• **Page text**:
# Fluval Chi -Lexan top



## HickoryStick

I've read comments about the lack of a top for the Fluval Chi so I thought I'd post some pics of the Lexan top that I made for mine. 

It was very easy and inexpensive to make. I'd be interested in comments or pics of tops that others are using for their Chi's.


----------



## shinybetta

Nice! It looks real good.


----------



## Sweeda88

That looks really professional. Great job, and I'm sure your fish appreciates the humidity.


----------



## chargers505

Fish can feel humidity?? Anyway, awesome job on the top. I especially like the removable corner for feeding, water treatment, ect. When I was in the market to buy a tank, i narrowed it down to two tanks. The chi was one of them. I decided to get the other tank since the chi had no top which was the deal breaker for me. Wish you would've posted this sooner!! Also I wanted the tank to be in my room, so I didn't know how loud the filteration system is on the chi. Is it loud?


----------



## Sweeda88

The humidity is for the health of their Labyrinth organ. When they breath in oxygen, if it's too cold, it can send them into shock.


----------



## HickoryStick

chargers505 said:


> Fish can feel humidity?? Anyway, awesome job on the top. I especially like the removable corner for feeding, water treatment, ect. When I was in the market to buy a tank, i narrowed it down to two tanks. The chi was one of them. I decided to get the other tank since the chi had no top which was the deal breaker for me. Wish you would've posted this sooner!! Also I wanted the tank to be in my room, so I didn't know how loud the filteration system is on the chi. Is it loud?


The Chi is very quiet...almost silent. It is similar to the fan in my laptop...maybe quieter and certainly more pleasant.

I would have posted the pictures sooner but I just bought it a few days ago  This is my first betta.


----------



## chargers505

I'm jealous now


----------



## HickoryStick

Thanks for the comments. That was the 2nd top that I made. 

The first top turned out pretty good but I used rivets instead of nylon fasteners for the corners. I also riveted two hinges to a full-length access panel in the front so I could swing it up to feed him (similar to real aquarium tops). It was fancier but I didn't like the idea of the condensation constantly dripping off the rivets into the tank.


----------



## monroe0704

This looks amazing!! Would you be willing to write a how to for it?


----------



## fflores

lol, you beat me to the punch... this is exactly what i will be making tomorrow, just hadn't had time to go to the store to pick up a sheet of lexan. Though i was going to then cut small squares of lexan in place of the white corner post you used. hadn't thought of the feeding opening though, so i like that idea.

Awesome job! i'll do mine tomorrow hopefully


----------



## fflores

BTW the filter noise is a none issue, the only sound you hear is the sound of water streaming over the side back into the tank, and you can adjust that by how you place the small rocks that come with the tank and if you use the addition trey they provide.

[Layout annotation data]
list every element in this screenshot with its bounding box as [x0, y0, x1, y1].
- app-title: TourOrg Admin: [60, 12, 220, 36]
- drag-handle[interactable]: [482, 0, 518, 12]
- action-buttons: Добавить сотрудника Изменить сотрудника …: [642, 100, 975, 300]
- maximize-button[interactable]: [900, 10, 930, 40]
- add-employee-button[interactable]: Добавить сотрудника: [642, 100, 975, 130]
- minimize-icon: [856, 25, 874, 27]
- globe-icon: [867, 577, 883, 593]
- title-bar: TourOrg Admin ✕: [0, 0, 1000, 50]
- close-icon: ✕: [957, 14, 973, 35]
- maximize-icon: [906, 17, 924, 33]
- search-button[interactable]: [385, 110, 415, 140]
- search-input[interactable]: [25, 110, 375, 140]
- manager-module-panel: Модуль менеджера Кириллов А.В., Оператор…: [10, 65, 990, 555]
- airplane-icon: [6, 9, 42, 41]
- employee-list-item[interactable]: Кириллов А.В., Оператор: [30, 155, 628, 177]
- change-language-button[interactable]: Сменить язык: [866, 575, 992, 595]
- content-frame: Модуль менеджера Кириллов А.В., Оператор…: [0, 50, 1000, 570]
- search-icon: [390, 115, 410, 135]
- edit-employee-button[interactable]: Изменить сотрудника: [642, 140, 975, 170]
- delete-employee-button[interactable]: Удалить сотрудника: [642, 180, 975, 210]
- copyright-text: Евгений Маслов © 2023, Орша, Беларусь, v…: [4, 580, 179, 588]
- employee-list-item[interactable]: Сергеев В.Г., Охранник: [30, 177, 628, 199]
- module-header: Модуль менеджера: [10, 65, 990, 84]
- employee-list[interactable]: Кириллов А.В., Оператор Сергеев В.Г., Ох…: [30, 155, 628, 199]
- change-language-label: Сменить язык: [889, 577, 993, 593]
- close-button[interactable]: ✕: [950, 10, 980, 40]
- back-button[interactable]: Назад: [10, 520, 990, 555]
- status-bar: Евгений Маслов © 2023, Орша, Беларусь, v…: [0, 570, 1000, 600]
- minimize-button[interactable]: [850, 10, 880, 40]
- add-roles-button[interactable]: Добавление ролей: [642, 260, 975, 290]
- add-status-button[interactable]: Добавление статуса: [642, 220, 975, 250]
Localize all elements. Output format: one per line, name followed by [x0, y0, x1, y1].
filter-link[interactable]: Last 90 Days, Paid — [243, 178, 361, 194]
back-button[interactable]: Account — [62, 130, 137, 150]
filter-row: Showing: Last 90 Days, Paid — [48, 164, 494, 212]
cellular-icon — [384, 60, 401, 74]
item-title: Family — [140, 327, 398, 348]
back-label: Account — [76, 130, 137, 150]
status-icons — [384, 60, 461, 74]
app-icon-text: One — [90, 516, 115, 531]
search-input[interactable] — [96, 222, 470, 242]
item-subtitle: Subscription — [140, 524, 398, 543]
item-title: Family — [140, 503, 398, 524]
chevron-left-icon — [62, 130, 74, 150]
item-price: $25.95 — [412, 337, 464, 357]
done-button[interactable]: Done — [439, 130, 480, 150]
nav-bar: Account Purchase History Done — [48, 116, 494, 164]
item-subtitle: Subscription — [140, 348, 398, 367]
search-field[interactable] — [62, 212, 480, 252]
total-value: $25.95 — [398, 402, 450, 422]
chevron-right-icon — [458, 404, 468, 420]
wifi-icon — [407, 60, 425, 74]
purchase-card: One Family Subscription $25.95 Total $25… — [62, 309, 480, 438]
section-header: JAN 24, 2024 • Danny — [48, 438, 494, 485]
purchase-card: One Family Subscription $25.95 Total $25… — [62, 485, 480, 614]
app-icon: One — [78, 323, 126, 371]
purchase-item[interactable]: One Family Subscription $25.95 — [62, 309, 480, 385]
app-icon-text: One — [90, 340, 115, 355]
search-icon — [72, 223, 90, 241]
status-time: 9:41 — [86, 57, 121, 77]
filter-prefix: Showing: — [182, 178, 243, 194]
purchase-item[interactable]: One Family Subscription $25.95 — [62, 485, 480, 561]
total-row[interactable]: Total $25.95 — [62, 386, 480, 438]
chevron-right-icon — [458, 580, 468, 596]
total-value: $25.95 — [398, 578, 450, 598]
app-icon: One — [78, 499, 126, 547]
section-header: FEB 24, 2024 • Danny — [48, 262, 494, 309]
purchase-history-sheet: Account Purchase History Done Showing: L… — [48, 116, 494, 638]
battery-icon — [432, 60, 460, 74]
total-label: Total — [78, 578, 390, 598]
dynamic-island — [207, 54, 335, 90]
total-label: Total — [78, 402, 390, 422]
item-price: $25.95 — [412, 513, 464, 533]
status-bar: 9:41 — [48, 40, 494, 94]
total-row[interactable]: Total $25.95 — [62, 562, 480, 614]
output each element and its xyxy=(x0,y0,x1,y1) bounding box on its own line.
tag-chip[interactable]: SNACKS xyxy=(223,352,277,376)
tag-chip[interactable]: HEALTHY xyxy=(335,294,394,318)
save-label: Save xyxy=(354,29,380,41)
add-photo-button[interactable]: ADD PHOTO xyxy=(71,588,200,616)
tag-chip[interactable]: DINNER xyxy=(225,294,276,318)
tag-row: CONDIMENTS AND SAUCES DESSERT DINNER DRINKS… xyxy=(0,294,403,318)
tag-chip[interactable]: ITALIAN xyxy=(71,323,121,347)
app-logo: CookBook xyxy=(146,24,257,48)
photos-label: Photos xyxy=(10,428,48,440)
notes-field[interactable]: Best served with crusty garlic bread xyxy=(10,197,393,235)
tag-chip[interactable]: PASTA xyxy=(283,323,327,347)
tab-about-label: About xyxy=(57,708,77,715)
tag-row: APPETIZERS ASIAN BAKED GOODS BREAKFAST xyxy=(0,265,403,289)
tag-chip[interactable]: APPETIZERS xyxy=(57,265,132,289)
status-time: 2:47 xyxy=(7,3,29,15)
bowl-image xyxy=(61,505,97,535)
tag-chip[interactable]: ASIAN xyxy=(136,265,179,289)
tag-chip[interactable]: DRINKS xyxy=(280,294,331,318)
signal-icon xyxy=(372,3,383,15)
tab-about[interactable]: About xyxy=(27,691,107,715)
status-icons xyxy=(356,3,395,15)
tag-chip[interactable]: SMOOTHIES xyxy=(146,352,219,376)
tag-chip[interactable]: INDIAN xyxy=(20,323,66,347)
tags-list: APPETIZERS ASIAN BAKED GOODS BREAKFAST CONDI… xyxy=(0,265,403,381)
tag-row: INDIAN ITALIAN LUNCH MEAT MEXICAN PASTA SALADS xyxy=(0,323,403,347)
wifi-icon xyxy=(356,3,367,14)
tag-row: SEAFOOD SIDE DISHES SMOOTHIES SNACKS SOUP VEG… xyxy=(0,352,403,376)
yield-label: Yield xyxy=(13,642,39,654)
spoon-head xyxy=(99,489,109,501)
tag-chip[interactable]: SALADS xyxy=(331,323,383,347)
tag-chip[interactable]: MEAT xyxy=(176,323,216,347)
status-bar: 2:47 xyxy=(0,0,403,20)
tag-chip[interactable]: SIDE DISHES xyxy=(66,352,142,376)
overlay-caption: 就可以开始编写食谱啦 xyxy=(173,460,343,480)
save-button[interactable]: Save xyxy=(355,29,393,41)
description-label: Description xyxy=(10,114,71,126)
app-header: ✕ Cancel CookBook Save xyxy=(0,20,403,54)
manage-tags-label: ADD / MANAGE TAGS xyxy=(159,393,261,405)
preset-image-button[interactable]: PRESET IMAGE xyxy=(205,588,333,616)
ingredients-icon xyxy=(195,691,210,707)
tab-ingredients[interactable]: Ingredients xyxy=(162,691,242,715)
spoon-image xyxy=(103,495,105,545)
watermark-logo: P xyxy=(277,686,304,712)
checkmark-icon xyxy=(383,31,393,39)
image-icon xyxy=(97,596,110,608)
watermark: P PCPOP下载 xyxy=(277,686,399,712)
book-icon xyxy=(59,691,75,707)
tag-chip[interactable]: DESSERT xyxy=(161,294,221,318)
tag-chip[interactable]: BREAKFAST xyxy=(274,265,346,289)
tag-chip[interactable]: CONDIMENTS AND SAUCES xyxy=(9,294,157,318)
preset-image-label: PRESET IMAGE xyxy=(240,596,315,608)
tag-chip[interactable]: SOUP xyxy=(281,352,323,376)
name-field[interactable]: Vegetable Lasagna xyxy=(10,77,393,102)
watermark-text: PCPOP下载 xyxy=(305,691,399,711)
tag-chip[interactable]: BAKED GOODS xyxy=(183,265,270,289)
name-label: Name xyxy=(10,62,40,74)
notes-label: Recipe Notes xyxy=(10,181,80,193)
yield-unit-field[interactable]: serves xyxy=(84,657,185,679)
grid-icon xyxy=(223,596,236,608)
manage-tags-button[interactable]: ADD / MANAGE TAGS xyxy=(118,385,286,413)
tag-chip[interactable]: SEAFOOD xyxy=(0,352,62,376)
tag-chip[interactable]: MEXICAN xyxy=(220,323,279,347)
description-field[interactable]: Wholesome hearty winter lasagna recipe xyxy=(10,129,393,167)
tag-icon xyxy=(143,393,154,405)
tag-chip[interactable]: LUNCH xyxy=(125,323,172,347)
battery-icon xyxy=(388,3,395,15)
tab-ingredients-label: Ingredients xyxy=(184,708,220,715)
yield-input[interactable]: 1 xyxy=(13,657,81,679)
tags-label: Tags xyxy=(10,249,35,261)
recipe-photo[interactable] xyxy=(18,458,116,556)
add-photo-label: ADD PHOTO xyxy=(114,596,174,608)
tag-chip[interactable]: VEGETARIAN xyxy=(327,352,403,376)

• **Task list**:
#1 Reproduce word for word the stretch of the Fluval Chi top thread from "Awesome job! i'll" through "trey they provide.".
#2 In the Fluval Chi top thread, what did HickoryStick use for the corners of the first top instead of nylon fasteners?
#3 Resume the forum thread about the Fluval Chi Lexan top after its final post.
These records are separate material and are not part of the Fluval Chi thread.

• **Solved problems**:
#1
Awesome job! i'll do mine tomorrow hopefully


----------



## fflores

BTW the filter noise is a none issue, the only sound you hear is the sound of water streaming over the side back into the tank, and you can adjust that by how you place the small rocks that come with the tank and if you use the addition trey they provide.

#2 Rivets.

#3
----------



## HickoryStick

*Instructions (pics will be posted next)*

Materials:
1 - sheet of Lexan (I bought a 12”x24” sheet and cut it to size)
4 – 0.250” Nylon push-in fasteners (preferably clear)

Tools I Used:
Jig Saw
Cordless drill & bits (I used 1/4” and 3/8")
Straight Edge (speed square)
Ruler
Fine Point Sharpie
Small clamps

Steps:
_Note_ – It is best not to remove the protective film from the Lexan until you are finished. Also, I used my fingernail to clean up the cut edge of the Lexan. Be careful if you use your fingernail as Lexan slivers can hurt and the edge can chew up your fingernail.
1 – Cut Lexan to 10”x10” square
2 – Measure and mark the cut lines with a sharpie
3 –Drill a hole for the center cut-out; large enough for the jigsaw blade (I also drilled a smaller hole at each corner to help aide in cutting)
4 – Cut rear portion of Lexan to accommodate the piece that secure to the back side of the aquarium and any heater you may use
5 – Place Lexan on aquarium and mark 1 corner hole with sharpie, saving the feeder opening corner for last (Note: the nylon fasteners go on the inside corners of the aquarium to keep the cover in place)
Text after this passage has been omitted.